=== Work required ===
Return every line below in which "رسالة" appears.

(Stored records)
──────
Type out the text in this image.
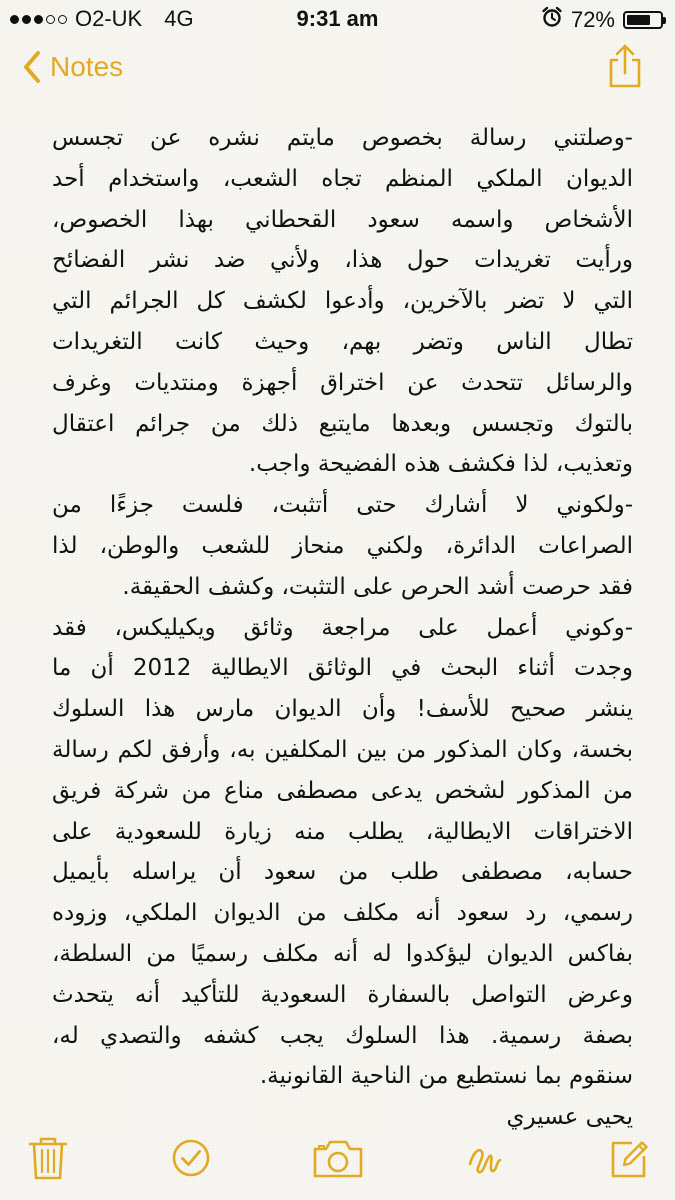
O2-UK 4G	9:31 am	72%
Notes
-وصلتني رسالة بخصوص مايتم نشره عن تجسس
الديوان الملكي المنظم تجاه الشعب، واستخدام أحد
الأشخاص واسمه سعود القحطاني بهذا الخصوص،
ورأيت تغريدات حول هذا، ولأني ضد نشر الفضائح
التي لا تضر بالآخرين، وأدعوا لكشف كل الجرائم التي
تطال الناس وتضر بهم، وحيث كانت التغريدات
والرسائل تتحدث عن اختراق أجهزة ومنتديات وغرف
بالتوك وتجسس وبعدها مايتبع ذلك من جرائم اعتقال
وتعذيب، لذا فكشف هذه الفضيحة واجب.
-ولكوني لا أشارك حتى أتثبت، فلست جزءًا من
الصراعات الدائرة، ولكني منحاز للشعب والوطن، لذا
فقد حرصت أشد الحرص على التثبت، وكشف الحقيقة.
-وكوني أعمل على مراجعة وثائق ويكيليكس، فقد
وجدت أثناء البحث في الوثائق الايطالية 2012 أن ما
ينشر صحيح للأسف! وأن الديوان مارس هذا السلوك
بخسة، وكان المذكور من بين المكلفين به، وأرفق لكم رسالة
من المذكور لشخص يدعى مصطفى مناع من شركة فريق
الاختراقات الايطالية، يطلب منه زيارة للسعودية على
حسابه، مصطفى طلب من سعود أن يراسله بأيميل
رسمي، رد سعود أنه مكلف من الديوان الملكي، وزوده
بفاكس الديوان ليؤكدوا له أنه مكلف رسميًا من السلطة،
وعرض التواصل بالسفارة السعودية للتأكيد أنه يتحدث
بصفة رسمية. هذا السلوك يجب كشفه والتصدي له،
سنقوم بما نستطيع من الناحية القانونية.
يحيى عسيري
──────
=== Response below ===
-وصلتني رسالة بخصوص مايتم نشره عن تجسس
بخسة، وكان المذكور من بين المكلفين به، وأرفق لكم رسالة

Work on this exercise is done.